> [Written instruction]: All of the lines below are to be transcribed faithfully, with pictures excluded from the copy.

> [Data supplied]:
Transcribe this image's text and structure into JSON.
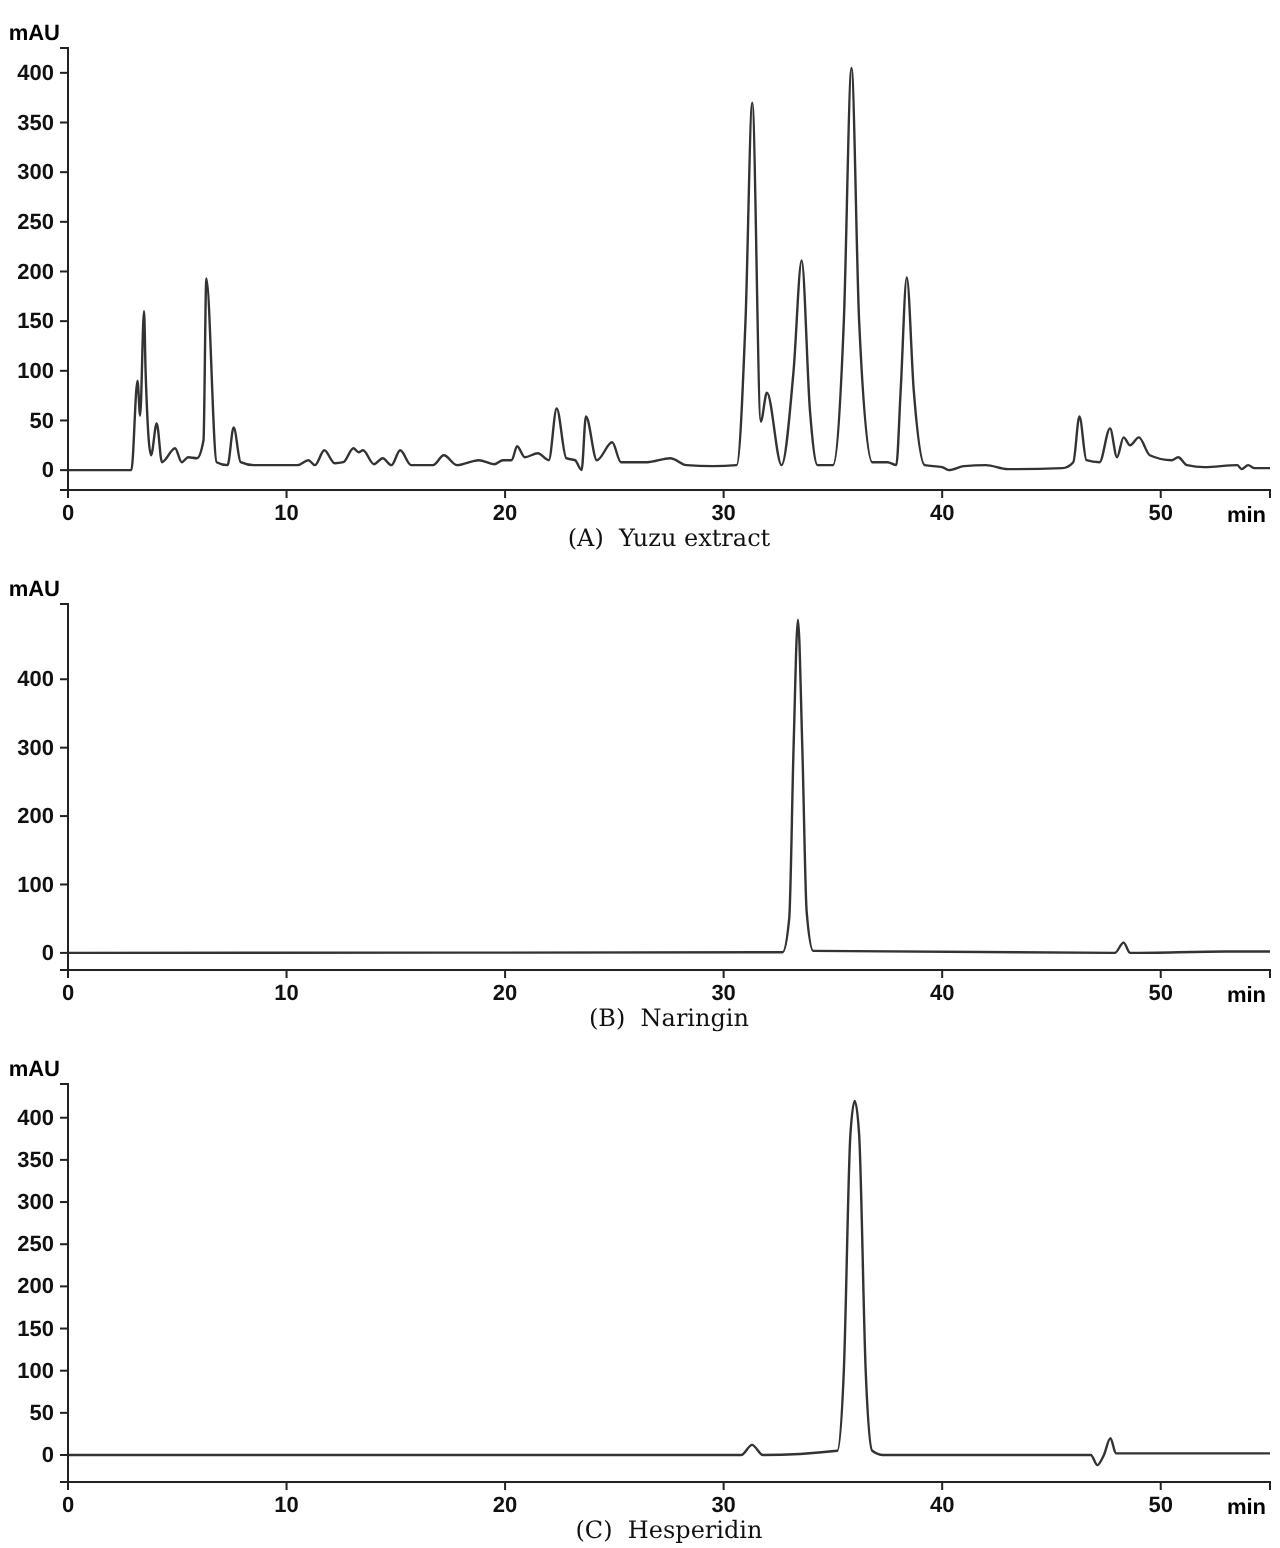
{
  "chart_data": [
    {
      "type": "line",
      "title": "(A)  Yuzu extract",
      "xlabel": "min",
      "ylabel": "mAU",
      "xlim": [
        0,
        55
      ],
      "ylim": [
        -20,
        425
      ],
      "xticks": [
        0,
        10,
        20,
        30,
        40,
        50
      ],
      "yticks": [
        0,
        50,
        100,
        150,
        200,
        250,
        300,
        350,
        400
      ],
      "grid": false,
      "series": [
        {
          "color": "#333333",
          "x": [
            0,
            2.9,
            3.18,
            3.3,
            3.48,
            3.55,
            3.8,
            4.06,
            4.3,
            4.9,
            5.2,
            5.5,
            5.9,
            6.2,
            6.33,
            6.8,
            7.3,
            7.58,
            7.9,
            8.5,
            10,
            10.5,
            11.0,
            11.3,
            11.73,
            12.2,
            12.6,
            13.06,
            13.3,
            13.5,
            14,
            14.4,
            14.8,
            15.2,
            15.7,
            16.7,
            17.2,
            17.8,
            18.8,
            19.5,
            19.9,
            20.3,
            20.55,
            20.9,
            21.5,
            22.0,
            22.36,
            22.8,
            23.2,
            23.5,
            23.7,
            24.2,
            24.9,
            25.3,
            26.5,
            27.56,
            28.3,
            29.5,
            30.6,
            31.0,
            31.31,
            31.7,
            31.98,
            32.65,
            33.2,
            33.57,
            33.95,
            34.3,
            35.0,
            35.5,
            35.85,
            36.2,
            36.8,
            37.5,
            37.9,
            38.1,
            38.38,
            38.7,
            39.2,
            40,
            40.3,
            41,
            42,
            43,
            45.5,
            46.0,
            46.28,
            46.6,
            47.2,
            47.68,
            48,
            48.3,
            48.6,
            49.0,
            49.5,
            50.5,
            50.8,
            51.2,
            52,
            53.5,
            53.7,
            54.0,
            54.3,
            55
          ],
          "values": [
            0,
            0,
            90,
            55,
            160,
            100,
            15,
            47,
            8,
            22,
            8,
            13,
            12,
            30,
            193,
            8,
            5,
            43,
            8,
            5,
            5,
            5,
            10,
            5,
            20,
            7,
            8,
            22,
            18,
            20,
            6,
            12,
            5,
            20,
            5,
            5,
            15,
            5,
            10,
            6,
            10,
            10,
            24,
            13,
            17,
            10,
            62,
            12,
            10,
            0,
            54,
            10,
            28,
            8,
            8,
            12,
            5,
            4,
            5,
            150,
            370,
            49,
            78,
            5,
            100,
            211,
            60,
            5,
            5,
            150,
            405,
            150,
            8,
            8,
            5,
            80,
            194,
            80,
            5,
            3,
            0,
            4,
            5,
            1,
            2,
            8,
            54,
            10,
            8,
            42,
            13,
            33,
            25,
            33,
            15,
            10,
            13,
            5,
            3,
            5,
            1,
            5,
            2,
            2
          ]
        }
      ]
    },
    {
      "type": "line",
      "title": "(B)  Naringin",
      "xlabel": "min",
      "ylabel": "mAU",
      "xlim": [
        0,
        55
      ],
      "ylim": [
        -25,
        510
      ],
      "xticks": [
        0,
        10,
        20,
        30,
        40,
        50
      ],
      "yticks": [
        0,
        100,
        200,
        300,
        400
      ],
      "grid": false,
      "series": [
        {
          "color": "#333333",
          "x": [
            0,
            32.7,
            33.0,
            33.2,
            33.4,
            33.6,
            33.8,
            34.1,
            47.9,
            48.3,
            48.6,
            53,
            55
          ],
          "values": [
            0,
            1,
            50,
            300,
            487,
            300,
            60,
            3,
            0,
            15,
            0,
            2,
            2
          ]
        }
      ]
    },
    {
      "type": "line",
      "title": "(C)  Hesperidin",
      "xlabel": "min",
      "ylabel": "mAU",
      "xlim": [
        0,
        55
      ],
      "ylim": [
        -32,
        440
      ],
      "xticks": [
        0,
        10,
        20,
        30,
        40,
        50
      ],
      "yticks": [
        0,
        50,
        100,
        150,
        200,
        250,
        300,
        350,
        400
      ],
      "grid": false,
      "series": [
        {
          "color": "#333333",
          "x": [
            0,
            30.8,
            31.3,
            31.8,
            35.2,
            35.5,
            35.8,
            36.0,
            36.2,
            36.5,
            36.8,
            37.3,
            46.8,
            47.1,
            47.4,
            47.7,
            47.95,
            55
          ],
          "values": [
            0,
            0,
            12,
            0,
            5,
            100,
            380,
            420,
            380,
            100,
            5,
            0,
            0,
            -12,
            0,
            20,
            2,
            2
          ]
        }
      ]
    }
  ]
}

> [Exercise response]:
Transcribe this image's text and structure into JSON.
{
  "chart_data": [
    {
      "type": "line",
      "title": "(A)  Yuzu extract",
      "xlabel": "min",
      "ylabel": "mAU",
      "xlim": [
        0,
        55
      ],
      "ylim": [
        -20,
        425
      ],
      "xticks": [
        0,
        10,
        20,
        30,
        40,
        50
      ],
      "yticks": [
        0,
        50,
        100,
        150,
        200,
        250,
        300,
        350,
        400
      ],
      "grid": false,
      "series": [
        {
          "color": "#333333",
          "x": [
            0,
            2.9,
            3.18,
            3.3,
            3.48,
            3.55,
            3.8,
            4.06,
            4.3,
            4.9,
            5.2,
            5.5,
            5.9,
            6.2,
            6.33,
            6.8,
            7.3,
            7.58,
            7.9,
            8.5,
            10,
            10.5,
            11.0,
            11.3,
            11.73,
            12.2,
            12.6,
            13.06,
            13.3,
            13.5,
            14,
            14.4,
            14.8,
            15.2,
            15.7,
            16.7,
            17.2,
            17.8,
            18.8,
            19.5,
            19.9,
            20.3,
            20.55,
            20.9,
            21.5,
            22.0,
            22.36,
            22.8,
            23.2,
            23.5,
            23.7,
            24.2,
            24.9,
            25.3,
            26.5,
            27.56,
            28.3,
            29.5,
            30.6,
            31.0,
            31.31,
            31.7,
            31.98,
            32.65,
            33.2,
            33.57,
            33.95,
            34.3,
            35.0,
            35.5,
            35.85,
            36.2,
            36.8,
            37.5,
            37.9,
            38.1,
            38.38,
            38.7,
            39.2,
            40,
            40.3,
            41,
            42,
            43,
            45.5,
            46.0,
            46.28,
            46.6,
            47.2,
            47.68,
            48,
            48.3,
            48.6,
            49.0,
            49.5,
            50.5,
            50.8,
            51.2,
            52,
            53.5,
            53.7,
            54.0,
            54.3,
            55
          ],
          "values": [
            0,
            0,
            90,
            55,
            160,
            100,
            15,
            47,
            8,
            22,
            8,
            13,
            12,
            30,
            193,
            8,
            5,
            43,
            8,
            5,
            5,
            5,
            10,
            5,
            20,
            7,
            8,
            22,
            18,
            20,
            6,
            12,
            5,
            20,
            5,
            5,
            15,
            5,
            10,
            6,
            10,
            10,
            24,
            13,
            17,
            10,
            62,
            12,
            10,
            0,
            54,
            10,
            28,
            8,
            8,
            12,
            5,
            4,
            5,
            150,
            370,
            49,
            78,
            5,
            100,
            211,
            60,
            5,
            5,
            150,
            405,
            150,
            8,
            8,
            5,
            80,
            194,
            80,
            5,
            3,
            0,
            4,
            5,
            1,
            2,
            8,
            54,
            10,
            8,
            42,
            13,
            33,
            25,
            33,
            15,
            10,
            13,
            5,
            3,
            5,
            1,
            5,
            2,
            2
          ]
        }
      ]
    },
    {
      "type": "line",
      "title": "(B)  Naringin",
      "xlabel": "min",
      "ylabel": "mAU",
      "xlim": [
        0,
        55
      ],
      "ylim": [
        -25,
        510
      ],
      "xticks": [
        0,
        10,
        20,
        30,
        40,
        50
      ],
      "yticks": [
        0,
        100,
        200,
        300,
        400
      ],
      "grid": false,
      "series": [
        {
          "color": "#333333",
          "x": [
            0,
            32.7,
            33.0,
            33.2,
            33.4,
            33.6,
            33.8,
            34.1,
            47.9,
            48.3,
            48.6,
            53,
            55
          ],
          "values": [
            0,
            1,
            50,
            300,
            487,
            300,
            60,
            3,
            0,
            15,
            0,
            2,
            2
          ]
        }
      ]
    },
    {
      "type": "line",
      "title": "(C)  Hesperidin",
      "xlabel": "min",
      "ylabel": "mAU",
      "xlim": [
        0,
        55
      ],
      "ylim": [
        -32,
        440
      ],
      "xticks": [
        0,
        10,
        20,
        30,
        40,
        50
      ],
      "yticks": [
        0,
        50,
        100,
        150,
        200,
        250,
        300,
        350,
        400
      ],
      "grid": false,
      "series": [
        {
          "color": "#333333",
          "x": [
            0,
            30.8,
            31.3,
            31.8,
            35.2,
            35.5,
            35.8,
            36.0,
            36.2,
            36.5,
            36.8,
            37.3,
            46.8,
            47.1,
            47.4,
            47.7,
            47.95,
            55
          ],
          "values": [
            0,
            0,
            12,
            0,
            5,
            100,
            380,
            420,
            380,
            100,
            5,
            0,
            0,
            -12,
            0,
            20,
            2,
            2
          ]
        }
      ]
    }
  ]
}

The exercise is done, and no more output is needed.